**Set problem**
Retype everything in the listing, leaving each line exactly as it is.

**Supplied data**
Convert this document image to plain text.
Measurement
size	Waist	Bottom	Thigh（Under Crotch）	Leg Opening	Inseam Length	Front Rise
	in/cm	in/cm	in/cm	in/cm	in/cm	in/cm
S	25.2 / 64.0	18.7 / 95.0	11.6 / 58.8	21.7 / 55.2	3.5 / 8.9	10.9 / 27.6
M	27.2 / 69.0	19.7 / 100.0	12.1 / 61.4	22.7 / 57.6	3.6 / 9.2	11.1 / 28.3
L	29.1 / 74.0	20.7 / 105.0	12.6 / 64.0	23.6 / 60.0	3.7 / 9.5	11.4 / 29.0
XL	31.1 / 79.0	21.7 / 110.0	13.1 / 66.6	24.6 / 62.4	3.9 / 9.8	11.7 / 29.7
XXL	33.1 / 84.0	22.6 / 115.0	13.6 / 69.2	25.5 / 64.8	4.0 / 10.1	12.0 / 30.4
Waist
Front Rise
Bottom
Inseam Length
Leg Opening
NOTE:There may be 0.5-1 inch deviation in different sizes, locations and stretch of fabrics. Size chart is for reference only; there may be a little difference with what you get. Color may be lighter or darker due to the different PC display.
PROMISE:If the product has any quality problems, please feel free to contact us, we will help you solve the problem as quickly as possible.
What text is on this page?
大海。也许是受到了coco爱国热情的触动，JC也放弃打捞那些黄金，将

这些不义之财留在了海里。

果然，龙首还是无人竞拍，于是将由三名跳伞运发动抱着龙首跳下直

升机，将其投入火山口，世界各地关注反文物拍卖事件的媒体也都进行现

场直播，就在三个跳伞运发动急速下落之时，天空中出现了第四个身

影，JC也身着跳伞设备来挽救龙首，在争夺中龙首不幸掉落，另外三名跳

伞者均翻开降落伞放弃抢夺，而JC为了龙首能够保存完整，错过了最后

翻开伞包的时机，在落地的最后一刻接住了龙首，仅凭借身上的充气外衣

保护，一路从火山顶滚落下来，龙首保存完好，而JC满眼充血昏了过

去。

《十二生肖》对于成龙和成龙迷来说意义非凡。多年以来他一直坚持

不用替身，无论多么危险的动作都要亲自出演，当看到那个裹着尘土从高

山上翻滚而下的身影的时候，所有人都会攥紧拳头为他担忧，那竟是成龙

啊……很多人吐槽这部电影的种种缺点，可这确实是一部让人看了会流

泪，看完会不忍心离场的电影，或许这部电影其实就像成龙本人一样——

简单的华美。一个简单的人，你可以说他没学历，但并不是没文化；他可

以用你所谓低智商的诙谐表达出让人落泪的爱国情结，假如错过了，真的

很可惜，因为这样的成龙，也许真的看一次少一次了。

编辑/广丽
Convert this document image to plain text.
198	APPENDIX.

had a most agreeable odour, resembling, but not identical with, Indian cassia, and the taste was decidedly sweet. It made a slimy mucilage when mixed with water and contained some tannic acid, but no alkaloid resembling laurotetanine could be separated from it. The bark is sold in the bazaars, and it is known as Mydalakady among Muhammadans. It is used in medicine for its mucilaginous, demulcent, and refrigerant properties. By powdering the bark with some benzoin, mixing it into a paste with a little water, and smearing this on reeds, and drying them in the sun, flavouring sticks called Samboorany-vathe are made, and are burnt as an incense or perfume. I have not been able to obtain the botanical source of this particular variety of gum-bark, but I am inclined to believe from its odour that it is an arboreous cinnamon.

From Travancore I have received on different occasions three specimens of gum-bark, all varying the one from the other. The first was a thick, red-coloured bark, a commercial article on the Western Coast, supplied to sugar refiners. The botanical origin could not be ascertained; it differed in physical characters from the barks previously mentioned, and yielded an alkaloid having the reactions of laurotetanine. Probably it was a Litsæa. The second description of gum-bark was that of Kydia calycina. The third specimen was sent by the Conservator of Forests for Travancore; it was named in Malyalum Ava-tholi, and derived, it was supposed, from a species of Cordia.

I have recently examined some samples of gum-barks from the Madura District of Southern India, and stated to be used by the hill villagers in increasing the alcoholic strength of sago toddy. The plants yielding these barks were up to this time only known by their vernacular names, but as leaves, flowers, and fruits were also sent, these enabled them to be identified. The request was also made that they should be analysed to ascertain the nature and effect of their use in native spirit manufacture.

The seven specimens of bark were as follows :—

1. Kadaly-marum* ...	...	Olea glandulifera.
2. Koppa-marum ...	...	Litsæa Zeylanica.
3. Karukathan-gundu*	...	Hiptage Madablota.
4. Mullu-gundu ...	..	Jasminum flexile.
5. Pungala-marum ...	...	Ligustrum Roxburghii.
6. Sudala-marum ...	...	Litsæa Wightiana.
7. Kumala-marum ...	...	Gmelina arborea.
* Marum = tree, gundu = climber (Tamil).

**Solution for this exercise**
Convert this document image to plain text.
Measurement
size	Waist	Bottom	Thigh（Under Crotch）	Leg Opening	Inseam Length	Front Rise
	in/cm	in/cm	in/cm	in/cm	in/cm	in/cm
S	25.2 / 64.0	18.7 / 95.0	11.6 / 58.8	21.7 / 55.2	3.5 / 8.9	10.9 / 27.6
M	27.2 / 69.0	19.7 / 100.0	12.1 / 61.4	22.7 / 57.6	3.6 / 9.2	11.1 / 28.3
L	29.1 / 74.0	20.7 / 105.0	12.6 / 64.0	23.6 / 60.0	3.7 / 9.5	11.4 / 29.0
XL	31.1 / 79.0	21.7 / 110.0	13.1 / 66.6	24.6 / 62.4	3.9 / 9.8	11.7 / 29.7
XXL	33.1 / 84.0	22.6 / 115.0	13.6 / 69.2	25.5 / 64.8	4.0 / 10.1	12.0 / 30.4
Waist
Front Rise
Bottom
Inseam Length
Leg Opening
NOTE:There may be 0.5-1 inch deviation in different sizes, locations and stretch of fabrics. Size chart is for reference only; there may be a little difference with what you get. Color may be lighter or darker due to the different PC display.
PROMISE:If the product has any quality problems, please feel free to contact us, we will help you solve the problem as quickly as possible.
What text is on this page?
大海。也许是受到了coco爱国热情的触动，JC也放弃打捞那些黄金，将

这些不义之财留在了海里。

果然，龙首还是无人竞拍，于是将由三名跳伞运发动抱着龙首跳下直

升机，将其投入火山口，世界各地关注反文物拍卖事件的媒体也都进行现

场直播，就在三个跳伞运发动急速下落之时，天空中出现了第四个身

影，JC也身着跳伞设备来挽救龙首，在争夺中龙首不幸掉落，另外三名跳

伞者均翻开降落伞放弃抢夺，而JC为了龙首能够保存完整，错过了最后

翻开伞包的时机，在落地的最后一刻接住了龙首，仅凭借身上的充气外衣

保护，一路从火山顶滚落下来，龙首保存完好，而JC满眼充血昏了过

去。

《十二生肖》对于成龙和成龙迷来说意义非凡。多年以来他一直坚持

不用替身，无论多么危险的动作都要亲自出演，当看到那个裹着尘土从高

山上翻滚而下的身影的时候，所有人都会攥紧拳头为他担忧，那竟是成龙

啊……很多人吐槽这部电影的种种缺点，可这确实是一部让人看了会流

泪，看完会不忍心离场的电影，或许这部电影其实就像成龙本人一样——

简单的华美。一个简单的人，你可以说他没学历，但并不是没文化；他可

以用你所谓低智商的诙谐表达出让人落泪的爱国情结，假如错过了，真的

很可惜，因为这样的成龙，也许真的看一次少一次了。

编辑/广丽
Convert this document image to plain text.
198	APPENDIX.

had a most agreeable odour, resembling, but not identical with, Indian cassia, and the taste was decidedly sweet. It made a slimy mucilage when mixed with water and contained some tannic acid, but no alkaloid resembling laurotetanine could be separated from it. The bark is sold in the bazaars, and it is known as Mydalakady among Muhammadans. It is used in medicine for its mucilaginous, demulcent, and refrigerant properties. By powdering the bark with some benzoin, mixing it into a paste with a little water, and smearing this on reeds, and drying them in the sun, flavouring sticks called Samboorany-vathe are made, and are burnt as an incense or perfume. I have not been able to obtain the botanical source of this particular variety of gum-bark, but I am inclined to believe from its odour that it is an arboreous cinnamon.

From Travancore I have received on different occasions three specimens of gum-bark, all varying the one from the other. The first was a thick, red-coloured bark, a commercial article on the Western Coast, supplied to sugar refiners. The botanical origin could not be ascertained; it differed in physical characters from the barks previously mentioned, and yielded an alkaloid having the reactions of laurotetanine. Probably it was a Litsæa. The second description of gum-bark was that of Kydia calycina. The third specimen was sent by the Conservator of Forests for Travancore; it was named in Malyalum Ava-tholi, and derived, it was supposed, from a species of Cordia.

I have recently examined some samples of gum-barks from the Madura District of Southern India, and stated to be used by the hill villagers in increasing the alcoholic strength of sago toddy. The plants yielding these barks were up to this time only known by their vernacular names, but as leaves, flowers, and fruits were also sent, these enabled them to be identified. The request was also made that they should be analysed to ascertain the nature and effect of their use in native spirit manufacture.

The seven specimens of bark were as follows :—

1. Kadaly-marum* ...	...	Olea glandulifera.
2. Koppa-marum ...	...	Litsæa Zeylanica.
3. Karukathan-gundu*	...	Hiptage Madablota.
4. Mullu-gundu ...	..	Jasminum flexile.
5. Pungala-marum ...	...	Ligustrum Roxburghii.
6. Sudala-marum ...	...	Litsæa Wightiana.
7. Kumala-marum ...	...	Gmelina arborea.
* Marum = tree, gundu = climber (Tamil).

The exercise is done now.